(Figure content listings)
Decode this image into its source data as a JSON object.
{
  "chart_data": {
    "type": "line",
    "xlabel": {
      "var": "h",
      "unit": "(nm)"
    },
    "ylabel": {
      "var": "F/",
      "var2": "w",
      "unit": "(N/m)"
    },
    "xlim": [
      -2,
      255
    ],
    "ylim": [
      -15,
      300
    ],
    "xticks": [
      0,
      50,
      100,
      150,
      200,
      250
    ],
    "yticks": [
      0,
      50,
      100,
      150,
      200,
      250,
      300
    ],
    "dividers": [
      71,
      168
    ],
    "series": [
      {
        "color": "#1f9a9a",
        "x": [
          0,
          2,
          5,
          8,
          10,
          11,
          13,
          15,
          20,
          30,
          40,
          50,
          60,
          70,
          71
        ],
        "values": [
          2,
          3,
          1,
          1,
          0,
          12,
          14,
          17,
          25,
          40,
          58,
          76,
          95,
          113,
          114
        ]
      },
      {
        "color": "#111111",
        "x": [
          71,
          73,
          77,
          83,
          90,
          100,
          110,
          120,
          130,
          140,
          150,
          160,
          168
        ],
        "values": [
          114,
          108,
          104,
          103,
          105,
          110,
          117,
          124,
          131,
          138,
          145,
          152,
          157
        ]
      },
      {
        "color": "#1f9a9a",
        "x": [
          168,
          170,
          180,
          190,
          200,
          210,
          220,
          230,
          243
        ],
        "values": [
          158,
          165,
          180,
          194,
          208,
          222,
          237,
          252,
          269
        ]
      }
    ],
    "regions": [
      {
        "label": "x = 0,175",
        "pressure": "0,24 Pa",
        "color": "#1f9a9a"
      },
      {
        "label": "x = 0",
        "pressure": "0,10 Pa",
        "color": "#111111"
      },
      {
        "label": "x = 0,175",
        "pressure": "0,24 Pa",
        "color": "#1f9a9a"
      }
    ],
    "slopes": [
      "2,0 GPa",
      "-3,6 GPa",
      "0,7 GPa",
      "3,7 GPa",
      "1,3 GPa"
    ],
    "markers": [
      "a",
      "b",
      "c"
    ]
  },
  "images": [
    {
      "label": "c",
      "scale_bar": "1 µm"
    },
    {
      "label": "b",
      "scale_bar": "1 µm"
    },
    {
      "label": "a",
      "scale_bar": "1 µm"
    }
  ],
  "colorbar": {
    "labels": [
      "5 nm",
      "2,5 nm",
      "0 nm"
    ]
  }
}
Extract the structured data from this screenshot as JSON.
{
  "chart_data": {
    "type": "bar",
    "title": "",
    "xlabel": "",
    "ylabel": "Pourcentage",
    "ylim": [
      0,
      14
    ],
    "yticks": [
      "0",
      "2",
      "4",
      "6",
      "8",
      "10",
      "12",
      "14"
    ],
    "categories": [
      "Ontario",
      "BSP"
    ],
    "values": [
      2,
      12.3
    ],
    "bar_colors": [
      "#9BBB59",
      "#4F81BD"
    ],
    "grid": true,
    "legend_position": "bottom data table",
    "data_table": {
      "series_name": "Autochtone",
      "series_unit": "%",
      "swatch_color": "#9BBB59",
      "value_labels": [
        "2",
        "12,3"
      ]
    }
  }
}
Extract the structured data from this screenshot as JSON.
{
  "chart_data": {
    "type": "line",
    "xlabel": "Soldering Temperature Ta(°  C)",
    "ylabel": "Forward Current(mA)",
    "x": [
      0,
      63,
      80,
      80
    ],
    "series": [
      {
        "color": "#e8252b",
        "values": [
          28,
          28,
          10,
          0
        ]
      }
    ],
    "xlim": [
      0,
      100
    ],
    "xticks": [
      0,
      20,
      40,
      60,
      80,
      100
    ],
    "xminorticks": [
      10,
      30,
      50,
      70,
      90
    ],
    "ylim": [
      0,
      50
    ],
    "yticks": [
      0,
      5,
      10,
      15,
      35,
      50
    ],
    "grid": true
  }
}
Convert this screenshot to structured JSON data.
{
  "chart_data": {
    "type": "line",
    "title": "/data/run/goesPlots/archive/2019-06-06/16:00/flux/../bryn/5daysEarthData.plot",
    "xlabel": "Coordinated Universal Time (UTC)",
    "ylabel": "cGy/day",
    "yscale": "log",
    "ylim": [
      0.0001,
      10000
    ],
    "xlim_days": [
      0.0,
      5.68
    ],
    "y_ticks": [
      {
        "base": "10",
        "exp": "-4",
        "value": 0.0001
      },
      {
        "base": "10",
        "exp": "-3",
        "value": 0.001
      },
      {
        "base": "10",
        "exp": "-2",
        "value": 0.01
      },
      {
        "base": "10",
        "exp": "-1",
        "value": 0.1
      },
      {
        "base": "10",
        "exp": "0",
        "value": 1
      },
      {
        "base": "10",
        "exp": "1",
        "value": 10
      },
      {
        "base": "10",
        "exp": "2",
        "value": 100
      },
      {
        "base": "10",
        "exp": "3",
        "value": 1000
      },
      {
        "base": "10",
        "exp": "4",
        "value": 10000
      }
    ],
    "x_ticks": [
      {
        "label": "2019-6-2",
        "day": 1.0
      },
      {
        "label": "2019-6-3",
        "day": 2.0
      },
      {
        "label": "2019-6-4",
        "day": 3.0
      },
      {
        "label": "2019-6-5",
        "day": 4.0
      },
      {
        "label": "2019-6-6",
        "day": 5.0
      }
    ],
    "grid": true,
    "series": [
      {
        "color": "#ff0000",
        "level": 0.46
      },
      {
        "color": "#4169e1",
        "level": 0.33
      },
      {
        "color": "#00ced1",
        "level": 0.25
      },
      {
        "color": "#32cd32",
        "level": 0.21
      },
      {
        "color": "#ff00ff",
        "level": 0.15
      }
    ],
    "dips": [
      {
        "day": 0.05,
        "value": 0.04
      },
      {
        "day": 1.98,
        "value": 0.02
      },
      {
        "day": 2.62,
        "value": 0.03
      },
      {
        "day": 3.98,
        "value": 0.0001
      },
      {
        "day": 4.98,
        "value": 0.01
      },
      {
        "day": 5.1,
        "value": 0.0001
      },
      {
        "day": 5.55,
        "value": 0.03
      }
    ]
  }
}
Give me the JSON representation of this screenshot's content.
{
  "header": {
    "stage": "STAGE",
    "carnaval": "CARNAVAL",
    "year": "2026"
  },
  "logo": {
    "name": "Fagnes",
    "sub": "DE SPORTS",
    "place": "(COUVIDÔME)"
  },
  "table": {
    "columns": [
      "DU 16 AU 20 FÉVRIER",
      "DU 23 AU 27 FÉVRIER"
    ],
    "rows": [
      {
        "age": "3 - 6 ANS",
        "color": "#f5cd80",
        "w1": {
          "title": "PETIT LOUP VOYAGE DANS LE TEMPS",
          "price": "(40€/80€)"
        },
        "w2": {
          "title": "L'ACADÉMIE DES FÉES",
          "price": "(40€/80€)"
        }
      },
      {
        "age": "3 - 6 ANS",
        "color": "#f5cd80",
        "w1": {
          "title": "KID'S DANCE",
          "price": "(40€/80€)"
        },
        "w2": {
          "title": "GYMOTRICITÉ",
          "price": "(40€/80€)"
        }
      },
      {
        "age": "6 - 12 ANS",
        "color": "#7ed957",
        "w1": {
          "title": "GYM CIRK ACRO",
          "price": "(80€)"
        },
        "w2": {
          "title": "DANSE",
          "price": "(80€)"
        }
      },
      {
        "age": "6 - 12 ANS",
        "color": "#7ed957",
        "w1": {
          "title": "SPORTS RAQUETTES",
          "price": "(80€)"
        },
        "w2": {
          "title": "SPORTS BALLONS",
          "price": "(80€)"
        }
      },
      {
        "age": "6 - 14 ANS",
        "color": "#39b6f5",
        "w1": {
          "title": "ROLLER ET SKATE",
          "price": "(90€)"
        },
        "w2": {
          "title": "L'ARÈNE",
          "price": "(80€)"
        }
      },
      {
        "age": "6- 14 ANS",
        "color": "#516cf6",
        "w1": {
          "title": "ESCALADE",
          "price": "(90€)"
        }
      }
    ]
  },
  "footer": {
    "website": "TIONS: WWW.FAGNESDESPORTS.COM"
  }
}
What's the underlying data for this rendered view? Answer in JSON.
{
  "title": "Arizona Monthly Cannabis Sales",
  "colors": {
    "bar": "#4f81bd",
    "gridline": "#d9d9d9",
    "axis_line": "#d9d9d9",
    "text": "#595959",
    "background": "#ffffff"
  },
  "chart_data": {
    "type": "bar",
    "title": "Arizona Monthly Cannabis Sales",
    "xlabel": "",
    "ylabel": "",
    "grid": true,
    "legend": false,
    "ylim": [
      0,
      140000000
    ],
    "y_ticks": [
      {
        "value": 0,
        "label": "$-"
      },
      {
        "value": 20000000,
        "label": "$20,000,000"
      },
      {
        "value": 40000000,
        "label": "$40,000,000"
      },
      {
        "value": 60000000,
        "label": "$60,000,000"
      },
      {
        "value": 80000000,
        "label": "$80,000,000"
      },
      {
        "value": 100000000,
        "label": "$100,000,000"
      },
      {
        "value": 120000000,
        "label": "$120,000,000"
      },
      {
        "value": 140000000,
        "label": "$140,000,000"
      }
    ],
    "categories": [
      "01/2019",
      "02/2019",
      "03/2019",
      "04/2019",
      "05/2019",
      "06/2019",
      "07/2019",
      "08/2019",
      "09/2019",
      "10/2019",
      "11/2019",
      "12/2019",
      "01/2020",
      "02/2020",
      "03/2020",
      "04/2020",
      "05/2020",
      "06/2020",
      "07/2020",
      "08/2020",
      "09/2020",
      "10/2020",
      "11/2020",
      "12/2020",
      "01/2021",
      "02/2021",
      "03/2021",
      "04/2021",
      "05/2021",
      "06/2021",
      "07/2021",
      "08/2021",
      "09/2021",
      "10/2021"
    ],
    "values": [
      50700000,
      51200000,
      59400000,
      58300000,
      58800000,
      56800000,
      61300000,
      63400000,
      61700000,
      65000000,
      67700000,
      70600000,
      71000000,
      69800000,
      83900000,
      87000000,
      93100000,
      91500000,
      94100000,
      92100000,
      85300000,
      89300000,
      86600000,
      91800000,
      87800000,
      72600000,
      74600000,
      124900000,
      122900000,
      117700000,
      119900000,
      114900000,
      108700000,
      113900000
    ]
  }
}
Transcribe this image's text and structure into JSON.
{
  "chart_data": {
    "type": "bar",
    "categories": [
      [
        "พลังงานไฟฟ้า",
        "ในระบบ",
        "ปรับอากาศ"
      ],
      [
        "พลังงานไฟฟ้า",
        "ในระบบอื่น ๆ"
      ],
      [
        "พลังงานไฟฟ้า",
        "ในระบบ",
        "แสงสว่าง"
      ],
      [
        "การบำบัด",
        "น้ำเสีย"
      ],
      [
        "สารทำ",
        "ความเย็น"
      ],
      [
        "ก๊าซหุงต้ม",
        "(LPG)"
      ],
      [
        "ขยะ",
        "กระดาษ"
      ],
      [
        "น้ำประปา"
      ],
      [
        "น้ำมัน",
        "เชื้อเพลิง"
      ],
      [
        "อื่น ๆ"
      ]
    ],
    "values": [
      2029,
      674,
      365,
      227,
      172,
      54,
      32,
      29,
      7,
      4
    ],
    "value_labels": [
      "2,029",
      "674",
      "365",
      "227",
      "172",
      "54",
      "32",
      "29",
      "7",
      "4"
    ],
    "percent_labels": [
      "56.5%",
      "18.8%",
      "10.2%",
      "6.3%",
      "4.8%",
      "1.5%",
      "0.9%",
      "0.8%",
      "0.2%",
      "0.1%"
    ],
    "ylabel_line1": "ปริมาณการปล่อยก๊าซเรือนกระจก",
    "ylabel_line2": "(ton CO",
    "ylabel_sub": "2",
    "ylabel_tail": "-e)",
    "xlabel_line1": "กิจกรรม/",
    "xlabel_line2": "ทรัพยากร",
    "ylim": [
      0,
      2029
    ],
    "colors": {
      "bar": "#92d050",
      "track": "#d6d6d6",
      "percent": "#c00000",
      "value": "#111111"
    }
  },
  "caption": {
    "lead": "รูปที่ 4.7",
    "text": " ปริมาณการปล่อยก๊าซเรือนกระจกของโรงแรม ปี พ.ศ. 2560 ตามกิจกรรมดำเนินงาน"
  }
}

Exercise objective »
Filter the records for lines holding the string "Monthly". Copy each one.

Output of the exercise »
  "title": "Arizona Monthly Cannabis Sales",
    "title": "Arizona Monthly Cannabis Sales",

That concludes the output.